### Do this
Gather each line containing the string "desc" from these entries.

┄┄┄┄┄┄┄┄┄┄┄┄┄┄┄┄┄┄┄┄

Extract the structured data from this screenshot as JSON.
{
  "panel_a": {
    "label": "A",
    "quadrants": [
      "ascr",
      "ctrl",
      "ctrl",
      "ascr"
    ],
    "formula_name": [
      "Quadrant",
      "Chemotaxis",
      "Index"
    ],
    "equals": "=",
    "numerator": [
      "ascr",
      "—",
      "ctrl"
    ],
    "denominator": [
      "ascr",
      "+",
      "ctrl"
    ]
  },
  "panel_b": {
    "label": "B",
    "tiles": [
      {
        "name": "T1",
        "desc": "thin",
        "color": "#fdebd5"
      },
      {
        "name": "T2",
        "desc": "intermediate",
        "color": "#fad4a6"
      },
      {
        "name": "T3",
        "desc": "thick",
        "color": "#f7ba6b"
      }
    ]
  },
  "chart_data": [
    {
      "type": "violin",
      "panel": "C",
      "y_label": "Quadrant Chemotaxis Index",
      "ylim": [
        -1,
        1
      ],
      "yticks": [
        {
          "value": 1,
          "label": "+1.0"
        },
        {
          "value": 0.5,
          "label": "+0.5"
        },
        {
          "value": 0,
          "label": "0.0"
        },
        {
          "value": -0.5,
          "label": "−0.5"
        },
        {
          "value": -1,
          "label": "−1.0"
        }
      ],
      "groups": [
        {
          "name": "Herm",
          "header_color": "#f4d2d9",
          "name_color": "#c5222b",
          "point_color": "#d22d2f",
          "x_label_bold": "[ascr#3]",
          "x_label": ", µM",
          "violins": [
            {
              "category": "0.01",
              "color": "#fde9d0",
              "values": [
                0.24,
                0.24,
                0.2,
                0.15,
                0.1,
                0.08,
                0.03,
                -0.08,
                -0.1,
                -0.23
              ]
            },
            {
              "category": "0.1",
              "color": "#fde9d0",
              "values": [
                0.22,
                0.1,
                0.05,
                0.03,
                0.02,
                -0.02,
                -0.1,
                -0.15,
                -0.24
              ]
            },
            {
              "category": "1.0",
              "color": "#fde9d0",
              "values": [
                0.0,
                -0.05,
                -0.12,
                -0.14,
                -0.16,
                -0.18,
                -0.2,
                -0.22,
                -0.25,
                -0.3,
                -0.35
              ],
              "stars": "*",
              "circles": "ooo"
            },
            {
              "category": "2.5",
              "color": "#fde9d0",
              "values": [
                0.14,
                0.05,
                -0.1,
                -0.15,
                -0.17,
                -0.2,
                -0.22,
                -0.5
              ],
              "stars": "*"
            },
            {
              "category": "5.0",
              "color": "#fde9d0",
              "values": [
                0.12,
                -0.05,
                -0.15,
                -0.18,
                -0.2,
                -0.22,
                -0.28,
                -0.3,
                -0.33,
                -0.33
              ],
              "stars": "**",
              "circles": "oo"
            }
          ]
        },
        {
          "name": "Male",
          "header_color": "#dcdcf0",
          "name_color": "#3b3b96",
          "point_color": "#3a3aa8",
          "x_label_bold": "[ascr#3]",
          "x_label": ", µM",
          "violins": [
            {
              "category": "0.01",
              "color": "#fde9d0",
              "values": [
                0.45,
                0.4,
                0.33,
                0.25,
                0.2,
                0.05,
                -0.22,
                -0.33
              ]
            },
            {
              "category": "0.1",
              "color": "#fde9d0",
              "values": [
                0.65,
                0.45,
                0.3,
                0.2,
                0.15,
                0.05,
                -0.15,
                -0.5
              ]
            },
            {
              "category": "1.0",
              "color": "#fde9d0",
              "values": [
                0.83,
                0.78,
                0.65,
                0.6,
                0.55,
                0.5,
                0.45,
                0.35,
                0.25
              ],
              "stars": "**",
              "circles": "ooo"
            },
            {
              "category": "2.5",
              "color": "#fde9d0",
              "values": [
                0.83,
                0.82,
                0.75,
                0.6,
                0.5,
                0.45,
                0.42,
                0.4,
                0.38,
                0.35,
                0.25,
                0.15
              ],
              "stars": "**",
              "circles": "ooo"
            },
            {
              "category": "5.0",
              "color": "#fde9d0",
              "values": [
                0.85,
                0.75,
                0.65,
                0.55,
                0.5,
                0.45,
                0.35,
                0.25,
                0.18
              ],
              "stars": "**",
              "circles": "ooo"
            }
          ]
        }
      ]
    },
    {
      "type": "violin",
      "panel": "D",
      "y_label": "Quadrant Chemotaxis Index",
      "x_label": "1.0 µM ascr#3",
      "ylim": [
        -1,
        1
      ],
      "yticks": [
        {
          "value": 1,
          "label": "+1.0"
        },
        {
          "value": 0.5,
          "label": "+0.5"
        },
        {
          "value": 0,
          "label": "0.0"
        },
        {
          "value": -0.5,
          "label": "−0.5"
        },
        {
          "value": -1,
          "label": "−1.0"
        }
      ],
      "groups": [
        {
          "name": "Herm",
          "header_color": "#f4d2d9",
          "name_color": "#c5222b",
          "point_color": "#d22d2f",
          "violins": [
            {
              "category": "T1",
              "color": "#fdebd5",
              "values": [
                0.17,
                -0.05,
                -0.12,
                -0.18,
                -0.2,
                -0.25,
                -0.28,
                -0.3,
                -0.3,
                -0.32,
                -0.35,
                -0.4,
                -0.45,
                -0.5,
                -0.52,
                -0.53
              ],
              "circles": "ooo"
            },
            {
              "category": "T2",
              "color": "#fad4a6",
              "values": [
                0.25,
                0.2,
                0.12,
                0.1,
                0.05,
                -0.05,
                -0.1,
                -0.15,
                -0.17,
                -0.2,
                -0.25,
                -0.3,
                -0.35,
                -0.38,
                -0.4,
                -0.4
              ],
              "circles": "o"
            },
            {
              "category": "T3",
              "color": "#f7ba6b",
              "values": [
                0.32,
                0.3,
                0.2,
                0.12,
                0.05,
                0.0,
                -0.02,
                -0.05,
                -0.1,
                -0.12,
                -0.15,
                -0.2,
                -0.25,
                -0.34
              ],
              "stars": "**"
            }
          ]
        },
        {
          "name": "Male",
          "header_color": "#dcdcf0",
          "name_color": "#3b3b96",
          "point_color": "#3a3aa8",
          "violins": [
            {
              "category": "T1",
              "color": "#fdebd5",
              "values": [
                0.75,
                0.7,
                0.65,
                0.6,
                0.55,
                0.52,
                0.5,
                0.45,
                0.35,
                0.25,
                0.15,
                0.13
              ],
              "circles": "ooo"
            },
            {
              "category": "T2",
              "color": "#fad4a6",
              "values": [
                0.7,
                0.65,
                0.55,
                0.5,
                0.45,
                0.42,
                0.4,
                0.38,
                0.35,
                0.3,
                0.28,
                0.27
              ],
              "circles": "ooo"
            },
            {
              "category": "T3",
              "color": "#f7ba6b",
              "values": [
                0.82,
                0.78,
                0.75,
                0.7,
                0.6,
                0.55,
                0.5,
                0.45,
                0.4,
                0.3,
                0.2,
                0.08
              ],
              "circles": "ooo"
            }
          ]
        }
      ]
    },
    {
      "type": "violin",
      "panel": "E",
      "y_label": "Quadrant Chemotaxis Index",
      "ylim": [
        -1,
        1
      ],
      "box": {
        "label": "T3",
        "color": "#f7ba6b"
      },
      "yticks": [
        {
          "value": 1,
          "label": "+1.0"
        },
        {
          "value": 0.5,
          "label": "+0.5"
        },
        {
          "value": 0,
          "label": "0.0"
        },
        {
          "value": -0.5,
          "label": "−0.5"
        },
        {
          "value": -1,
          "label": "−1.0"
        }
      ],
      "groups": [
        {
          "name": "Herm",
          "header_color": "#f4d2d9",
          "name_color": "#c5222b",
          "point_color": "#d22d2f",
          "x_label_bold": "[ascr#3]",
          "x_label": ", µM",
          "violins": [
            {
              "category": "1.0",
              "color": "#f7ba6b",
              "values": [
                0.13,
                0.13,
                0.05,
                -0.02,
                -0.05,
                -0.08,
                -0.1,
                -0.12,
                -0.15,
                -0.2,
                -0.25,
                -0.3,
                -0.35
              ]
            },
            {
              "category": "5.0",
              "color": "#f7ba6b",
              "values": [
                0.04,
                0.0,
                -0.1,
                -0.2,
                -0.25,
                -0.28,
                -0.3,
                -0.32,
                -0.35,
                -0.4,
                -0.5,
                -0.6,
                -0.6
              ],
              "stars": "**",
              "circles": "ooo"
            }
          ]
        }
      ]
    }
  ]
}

┄┄┄┄┄┄┄┄┄┄┄┄┄┄┄┄┄┄┄┄

### Right answer
        "desc": "thin",
        "desc": "intermediate",
        "desc": "thick",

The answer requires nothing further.